> _Exercise objective_:
Set down the whole listing verbatim.

> _Records_:
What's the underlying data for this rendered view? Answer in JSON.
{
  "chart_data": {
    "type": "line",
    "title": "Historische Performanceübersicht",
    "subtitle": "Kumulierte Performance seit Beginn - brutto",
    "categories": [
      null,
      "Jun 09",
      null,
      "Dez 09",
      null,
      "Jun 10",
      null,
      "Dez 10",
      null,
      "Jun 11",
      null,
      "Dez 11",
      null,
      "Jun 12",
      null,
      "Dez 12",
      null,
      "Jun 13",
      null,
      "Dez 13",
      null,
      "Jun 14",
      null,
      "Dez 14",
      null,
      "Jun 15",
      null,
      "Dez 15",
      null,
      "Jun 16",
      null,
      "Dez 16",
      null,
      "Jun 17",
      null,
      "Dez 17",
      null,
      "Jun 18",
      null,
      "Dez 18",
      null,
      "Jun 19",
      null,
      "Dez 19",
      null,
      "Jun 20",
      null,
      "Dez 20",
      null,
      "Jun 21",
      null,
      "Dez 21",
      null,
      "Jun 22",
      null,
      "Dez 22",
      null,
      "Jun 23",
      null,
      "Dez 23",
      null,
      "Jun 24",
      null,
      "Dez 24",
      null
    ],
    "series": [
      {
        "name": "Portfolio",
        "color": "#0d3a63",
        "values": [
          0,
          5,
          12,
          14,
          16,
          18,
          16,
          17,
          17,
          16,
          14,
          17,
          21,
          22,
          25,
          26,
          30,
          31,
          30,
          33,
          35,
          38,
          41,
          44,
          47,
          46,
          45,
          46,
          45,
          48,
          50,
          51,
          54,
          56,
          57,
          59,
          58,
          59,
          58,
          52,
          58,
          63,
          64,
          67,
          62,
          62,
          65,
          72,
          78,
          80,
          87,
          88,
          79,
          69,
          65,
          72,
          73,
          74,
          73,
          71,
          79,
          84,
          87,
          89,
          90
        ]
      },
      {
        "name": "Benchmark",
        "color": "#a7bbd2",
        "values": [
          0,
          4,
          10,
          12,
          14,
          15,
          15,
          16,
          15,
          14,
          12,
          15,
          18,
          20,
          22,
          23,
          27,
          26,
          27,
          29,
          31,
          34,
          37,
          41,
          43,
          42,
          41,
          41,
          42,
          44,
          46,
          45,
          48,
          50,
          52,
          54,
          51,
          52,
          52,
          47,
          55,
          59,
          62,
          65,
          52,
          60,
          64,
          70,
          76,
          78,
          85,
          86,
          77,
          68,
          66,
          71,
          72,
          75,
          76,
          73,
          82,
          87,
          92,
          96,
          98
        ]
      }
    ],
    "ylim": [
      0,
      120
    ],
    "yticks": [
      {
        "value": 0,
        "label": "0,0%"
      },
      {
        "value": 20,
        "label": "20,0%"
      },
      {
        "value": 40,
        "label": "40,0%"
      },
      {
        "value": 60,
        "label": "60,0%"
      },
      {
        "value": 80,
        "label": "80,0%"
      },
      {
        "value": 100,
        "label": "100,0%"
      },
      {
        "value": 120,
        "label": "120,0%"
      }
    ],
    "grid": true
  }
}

> _Task solution_:
What's the underlying data for this rendered view? Answer in JSON.
{
  "chart_data": {
    "type": "line",
    "title": "Historische Performanceübersicht",
    "subtitle": "Kumulierte Performance seit Beginn - brutto",
    "categories": [
      null,
      "Jun 09",
      null,
      "Dez 09",
      null,
      "Jun 10",
      null,
      "Dez 10",
      null,
      "Jun 11",
      null,
      "Dez 11",
      null,
      "Jun 12",
      null,
      "Dez 12",
      null,
      "Jun 13",
      null,
      "Dez 13",
      null,
      "Jun 14",
      null,
      "Dez 14",
      null,
      "Jun 15",
      null,
      "Dez 15",
      null,
      "Jun 16",
      null,
      "Dez 16",
      null,
      "Jun 17",
      null,
      "Dez 17",
      null,
      "Jun 18",
      null,
      "Dez 18",
      null,
      "Jun 19",
      null,
      "Dez 19",
      null,
      "Jun 20",
      null,
      "Dez 20",
      null,
      "Jun 21",
      null,
      "Dez 21",
      null,
      "Jun 22",
      null,
      "Dez 22",
      null,
      "Jun 23",
      null,
      "Dez 23",
      null,
      "Jun 24",
      null,
      "Dez 24",
      null
    ],
    "series": [
      {
        "name": "Portfolio",
        "color": "#0d3a63",
        "values": [
          0,
          5,
          12,
          14,
          16,
          18,
          16,
          17,
          17,
          16,
          14,
          17,
          21,
          22,
          25,
          26,
          30,
          31,
          30,
          33,
          35,
          38,
          41,
          44,
          47,
          46,
          45,
          46,
          45,
          48,
          50,
          51,
          54,
          56,
          57,
          59,
          58,
          59,
          58,
          52,
          58,
          63,
          64,
          67,
          62,
          62,
          65,
          72,
          78,
          80,
          87,
          88,
          79,
          69,
          65,
          72,
          73,
          74,
          73,
          71,
          79,
          84,
          87,
          89,
          90
        ]
      },
      {
        "name": "Benchmark",
        "color": "#a7bbd2",
        "values": [
          0,
          4,
          10,
          12,
          14,
          15,
          15,
          16,
          15,
          14,
          12,
          15,
          18,
          20,
          22,
          23,
          27,
          26,
          27,
          29,
          31,
          34,
          37,
          41,
          43,
          42,
          41,
          41,
          42,
          44,
          46,
          45,
          48,
          50,
          52,
          54,
          51,
          52,
          52,
          47,
          55,
          59,
          62,
          65,
          52,
          60,
          64,
          70,
          76,
          78,
          85,
          86,
          77,
          68,
          66,
          71,
          72,
          75,
          76,
          73,
          82,
          87,
          92,
          96,
          98
        ]
      }
    ],
    "ylim": [
      0,
      120
    ],
    "yticks": [
      {
        "value": 0,
        "label": "0,0%"
      },
      {
        "value": 20,
        "label": "20,0%"
      },
      {
        "value": 40,
        "label": "40,0%"
      },
      {
        "value": 60,
        "label": "60,0%"
      },
      {
        "value": 80,
        "label": "80,0%"
      },
      {
        "value": 100,
        "label": "100,0%"
      },
      {
        "value": 120,
        "label": "120,0%"
      }
    ],
    "grid": true
  }
}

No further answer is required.